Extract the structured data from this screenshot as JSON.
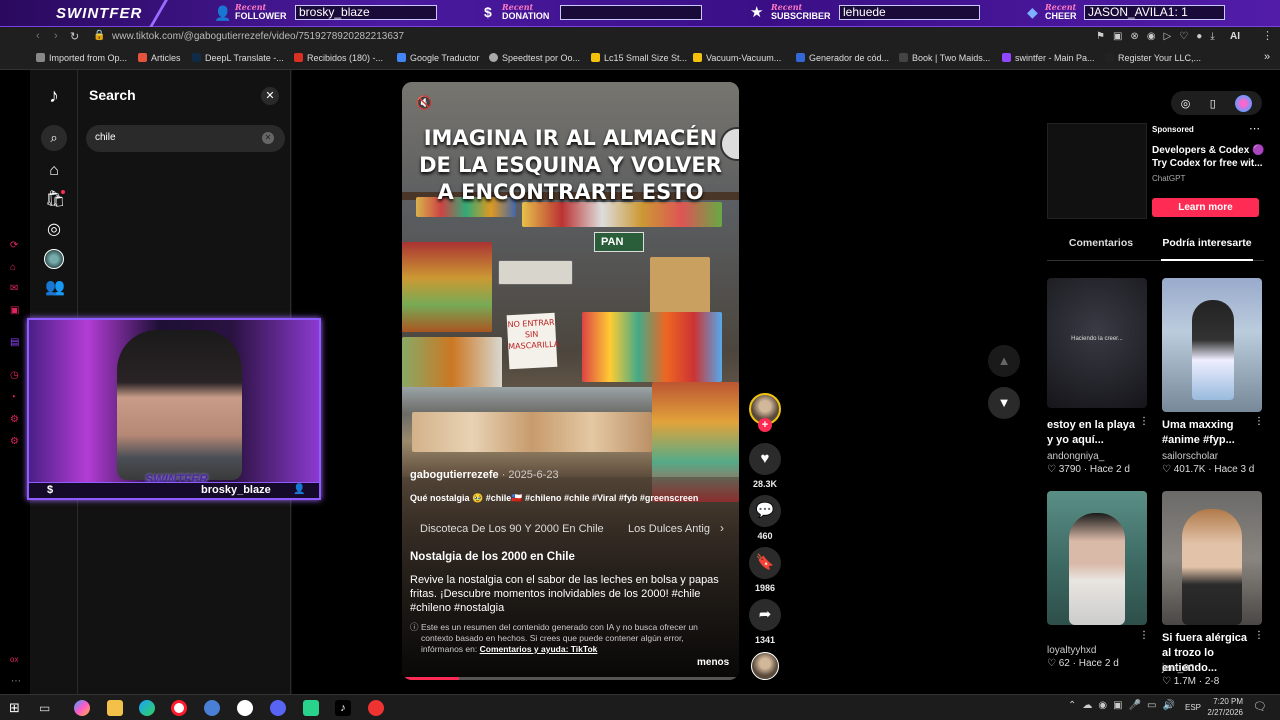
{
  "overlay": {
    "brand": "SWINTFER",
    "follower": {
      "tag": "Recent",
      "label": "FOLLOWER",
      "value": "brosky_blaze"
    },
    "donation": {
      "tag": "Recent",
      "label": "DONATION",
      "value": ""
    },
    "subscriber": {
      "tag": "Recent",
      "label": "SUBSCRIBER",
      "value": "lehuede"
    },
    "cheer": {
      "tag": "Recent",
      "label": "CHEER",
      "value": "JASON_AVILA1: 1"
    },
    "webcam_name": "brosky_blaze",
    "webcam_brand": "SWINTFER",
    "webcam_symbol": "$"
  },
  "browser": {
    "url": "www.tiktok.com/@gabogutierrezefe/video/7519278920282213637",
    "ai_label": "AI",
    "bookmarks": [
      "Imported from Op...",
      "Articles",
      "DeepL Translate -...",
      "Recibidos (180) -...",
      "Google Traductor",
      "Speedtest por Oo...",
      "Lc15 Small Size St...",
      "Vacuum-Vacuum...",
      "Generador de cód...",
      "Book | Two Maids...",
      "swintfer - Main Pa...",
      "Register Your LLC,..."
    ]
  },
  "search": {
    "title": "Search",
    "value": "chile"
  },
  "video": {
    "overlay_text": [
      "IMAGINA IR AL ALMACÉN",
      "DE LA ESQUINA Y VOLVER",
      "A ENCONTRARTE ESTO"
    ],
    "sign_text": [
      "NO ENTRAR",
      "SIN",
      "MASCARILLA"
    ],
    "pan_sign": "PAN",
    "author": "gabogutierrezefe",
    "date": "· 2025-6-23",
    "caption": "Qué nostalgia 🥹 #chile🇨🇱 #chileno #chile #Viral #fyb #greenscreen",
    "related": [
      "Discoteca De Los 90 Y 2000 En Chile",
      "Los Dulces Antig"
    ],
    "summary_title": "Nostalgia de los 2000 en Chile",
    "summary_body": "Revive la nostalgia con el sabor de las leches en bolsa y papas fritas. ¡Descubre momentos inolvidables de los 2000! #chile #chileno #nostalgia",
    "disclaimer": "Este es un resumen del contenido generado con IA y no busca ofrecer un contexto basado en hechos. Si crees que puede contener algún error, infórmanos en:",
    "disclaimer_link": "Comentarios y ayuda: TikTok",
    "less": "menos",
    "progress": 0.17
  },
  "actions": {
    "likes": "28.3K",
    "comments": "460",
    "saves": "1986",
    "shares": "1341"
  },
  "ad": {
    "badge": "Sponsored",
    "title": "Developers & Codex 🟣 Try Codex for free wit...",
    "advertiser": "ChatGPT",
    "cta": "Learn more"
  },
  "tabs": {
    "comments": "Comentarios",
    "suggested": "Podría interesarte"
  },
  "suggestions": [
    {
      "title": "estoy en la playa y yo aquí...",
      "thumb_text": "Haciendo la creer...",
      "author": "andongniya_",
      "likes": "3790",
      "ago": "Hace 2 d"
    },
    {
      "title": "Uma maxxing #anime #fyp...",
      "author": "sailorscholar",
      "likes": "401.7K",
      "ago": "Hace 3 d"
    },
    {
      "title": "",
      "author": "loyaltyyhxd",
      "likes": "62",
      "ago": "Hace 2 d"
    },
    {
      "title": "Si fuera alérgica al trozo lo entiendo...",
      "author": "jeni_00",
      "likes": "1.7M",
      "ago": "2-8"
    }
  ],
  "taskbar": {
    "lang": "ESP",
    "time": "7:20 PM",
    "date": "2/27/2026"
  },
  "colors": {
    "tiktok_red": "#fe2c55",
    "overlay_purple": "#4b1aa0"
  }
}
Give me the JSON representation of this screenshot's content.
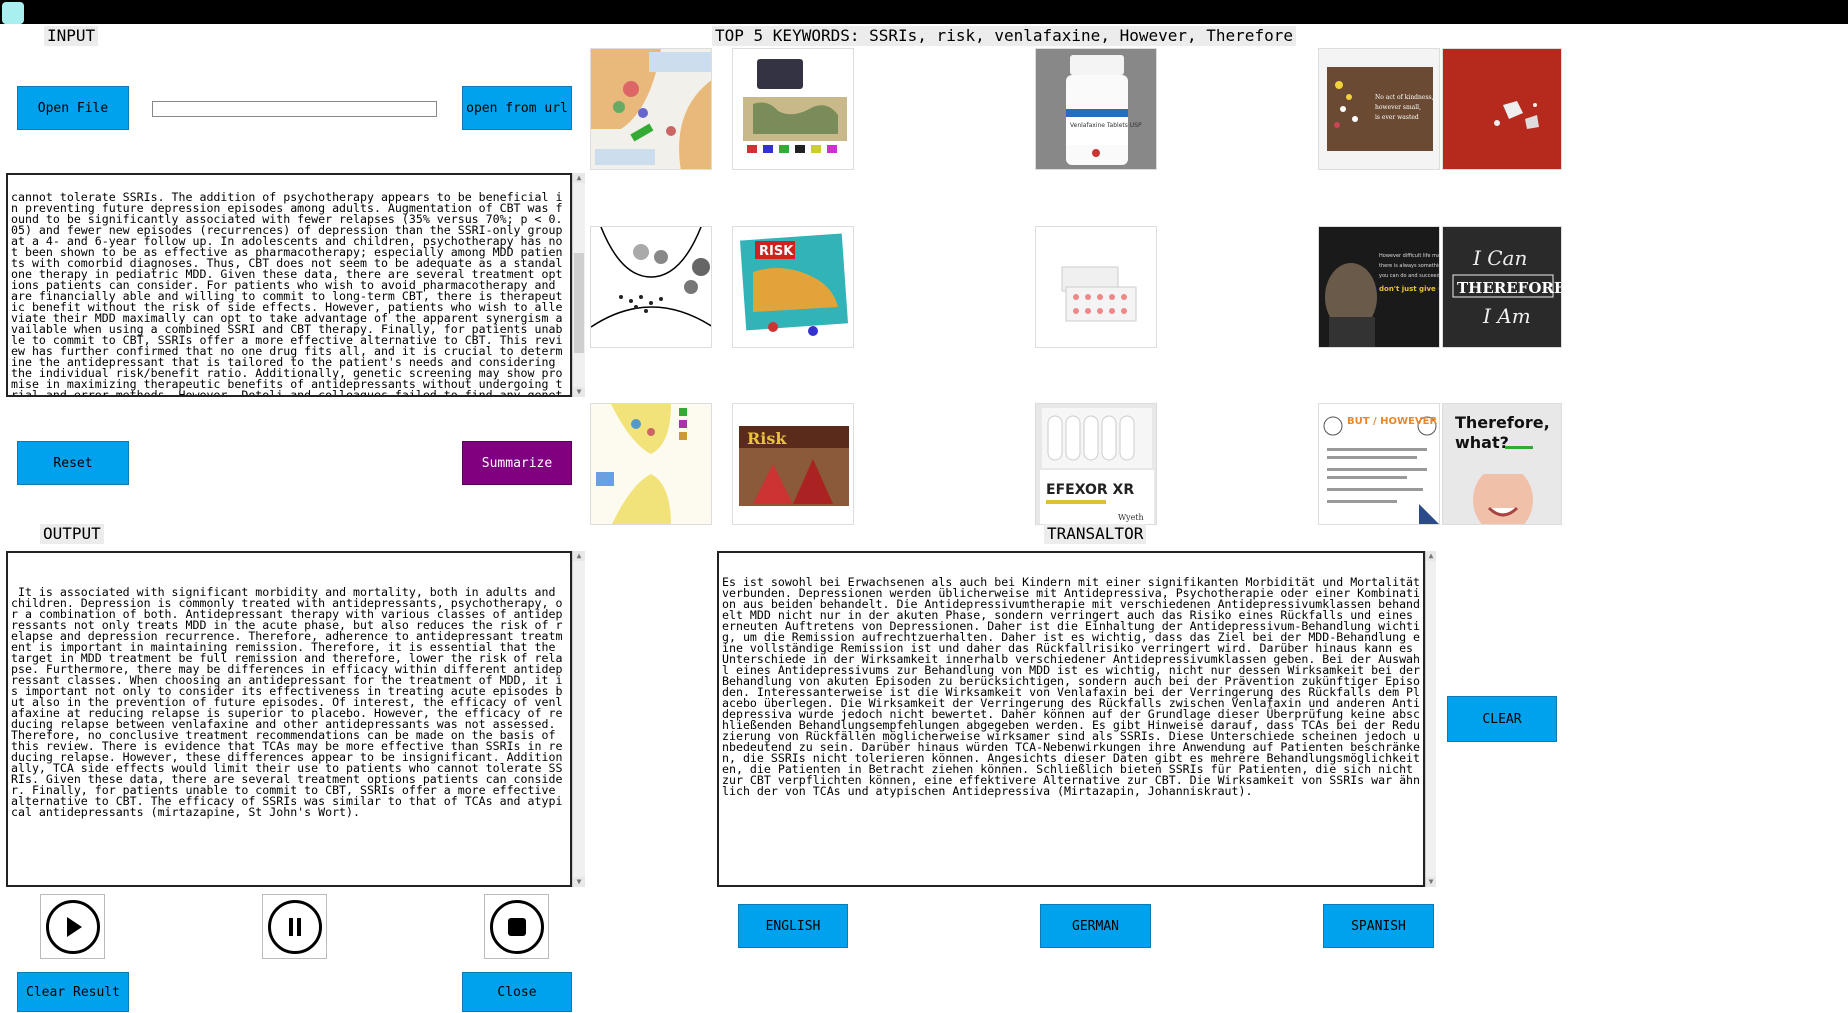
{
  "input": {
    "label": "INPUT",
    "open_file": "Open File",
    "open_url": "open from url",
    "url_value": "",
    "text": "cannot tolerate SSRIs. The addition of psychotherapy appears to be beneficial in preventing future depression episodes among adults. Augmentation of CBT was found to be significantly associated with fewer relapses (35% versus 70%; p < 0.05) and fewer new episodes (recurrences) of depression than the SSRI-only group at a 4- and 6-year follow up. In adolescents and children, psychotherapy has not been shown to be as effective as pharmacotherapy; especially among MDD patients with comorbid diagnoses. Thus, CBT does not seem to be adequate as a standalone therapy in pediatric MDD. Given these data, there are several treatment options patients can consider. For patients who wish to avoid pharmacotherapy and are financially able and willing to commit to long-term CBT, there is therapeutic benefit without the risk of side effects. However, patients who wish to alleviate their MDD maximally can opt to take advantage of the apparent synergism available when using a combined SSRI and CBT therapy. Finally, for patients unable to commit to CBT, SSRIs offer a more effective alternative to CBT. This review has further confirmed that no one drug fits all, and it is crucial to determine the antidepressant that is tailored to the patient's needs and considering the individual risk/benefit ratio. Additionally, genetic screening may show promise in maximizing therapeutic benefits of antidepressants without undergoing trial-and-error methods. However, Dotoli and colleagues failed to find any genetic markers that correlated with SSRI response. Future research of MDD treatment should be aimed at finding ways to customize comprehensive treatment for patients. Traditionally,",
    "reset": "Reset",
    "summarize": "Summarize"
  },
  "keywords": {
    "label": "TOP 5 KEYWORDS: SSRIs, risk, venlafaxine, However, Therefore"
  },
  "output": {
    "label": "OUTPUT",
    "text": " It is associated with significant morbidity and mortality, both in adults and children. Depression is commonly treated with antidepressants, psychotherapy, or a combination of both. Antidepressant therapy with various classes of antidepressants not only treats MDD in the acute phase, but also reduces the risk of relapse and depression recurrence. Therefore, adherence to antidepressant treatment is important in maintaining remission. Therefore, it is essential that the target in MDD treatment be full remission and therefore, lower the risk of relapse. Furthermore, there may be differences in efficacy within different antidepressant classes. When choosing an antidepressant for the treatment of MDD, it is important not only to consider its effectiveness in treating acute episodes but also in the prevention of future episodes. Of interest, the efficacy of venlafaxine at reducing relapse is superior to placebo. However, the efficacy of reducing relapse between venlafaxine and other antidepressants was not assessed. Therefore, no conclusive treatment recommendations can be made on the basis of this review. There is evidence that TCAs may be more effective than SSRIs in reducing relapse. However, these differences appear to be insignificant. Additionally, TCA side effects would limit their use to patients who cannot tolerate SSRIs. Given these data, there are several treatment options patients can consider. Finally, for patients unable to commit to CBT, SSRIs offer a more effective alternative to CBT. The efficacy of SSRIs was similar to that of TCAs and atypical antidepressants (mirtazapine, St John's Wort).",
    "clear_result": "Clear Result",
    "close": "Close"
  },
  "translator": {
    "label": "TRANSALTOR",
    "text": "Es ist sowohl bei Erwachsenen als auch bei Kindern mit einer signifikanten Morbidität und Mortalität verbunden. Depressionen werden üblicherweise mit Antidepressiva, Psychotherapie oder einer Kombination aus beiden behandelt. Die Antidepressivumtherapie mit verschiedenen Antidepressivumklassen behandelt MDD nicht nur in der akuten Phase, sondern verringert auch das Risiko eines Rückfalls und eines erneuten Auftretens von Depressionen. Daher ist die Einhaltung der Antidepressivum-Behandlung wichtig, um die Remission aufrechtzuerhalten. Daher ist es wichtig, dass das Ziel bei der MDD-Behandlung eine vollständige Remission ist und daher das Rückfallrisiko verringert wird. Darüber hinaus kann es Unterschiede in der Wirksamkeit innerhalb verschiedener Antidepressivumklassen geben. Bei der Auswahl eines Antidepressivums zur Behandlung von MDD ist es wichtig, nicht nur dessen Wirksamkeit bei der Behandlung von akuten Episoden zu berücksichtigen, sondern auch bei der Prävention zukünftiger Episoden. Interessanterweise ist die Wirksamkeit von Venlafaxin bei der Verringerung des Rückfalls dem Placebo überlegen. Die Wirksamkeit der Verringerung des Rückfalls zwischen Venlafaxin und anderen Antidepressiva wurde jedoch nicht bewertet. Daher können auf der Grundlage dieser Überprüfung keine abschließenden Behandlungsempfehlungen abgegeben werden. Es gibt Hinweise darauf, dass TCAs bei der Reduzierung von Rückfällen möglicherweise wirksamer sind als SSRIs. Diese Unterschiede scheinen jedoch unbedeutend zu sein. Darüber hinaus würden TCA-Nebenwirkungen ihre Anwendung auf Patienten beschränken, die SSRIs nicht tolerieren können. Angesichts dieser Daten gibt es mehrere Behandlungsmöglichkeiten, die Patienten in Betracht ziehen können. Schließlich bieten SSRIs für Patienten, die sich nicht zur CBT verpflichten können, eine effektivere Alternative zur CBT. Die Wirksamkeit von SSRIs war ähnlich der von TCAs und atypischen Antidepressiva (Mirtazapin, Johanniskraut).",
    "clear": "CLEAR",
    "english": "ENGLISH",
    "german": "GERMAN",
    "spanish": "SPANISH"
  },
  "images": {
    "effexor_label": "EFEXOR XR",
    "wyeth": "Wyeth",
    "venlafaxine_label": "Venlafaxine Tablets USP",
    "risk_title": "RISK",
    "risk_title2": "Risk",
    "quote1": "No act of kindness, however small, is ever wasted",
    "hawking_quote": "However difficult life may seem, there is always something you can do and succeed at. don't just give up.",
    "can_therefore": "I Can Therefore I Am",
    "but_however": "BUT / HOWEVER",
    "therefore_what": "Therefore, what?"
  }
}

- - - - -

Task:
Go line by line through the records and copy those that contain the word "Comentarios".

Answer to this problem:
    "disclaimer_link": "Comentarios y ayuda: TikTok",
    "comments": "Comentarios",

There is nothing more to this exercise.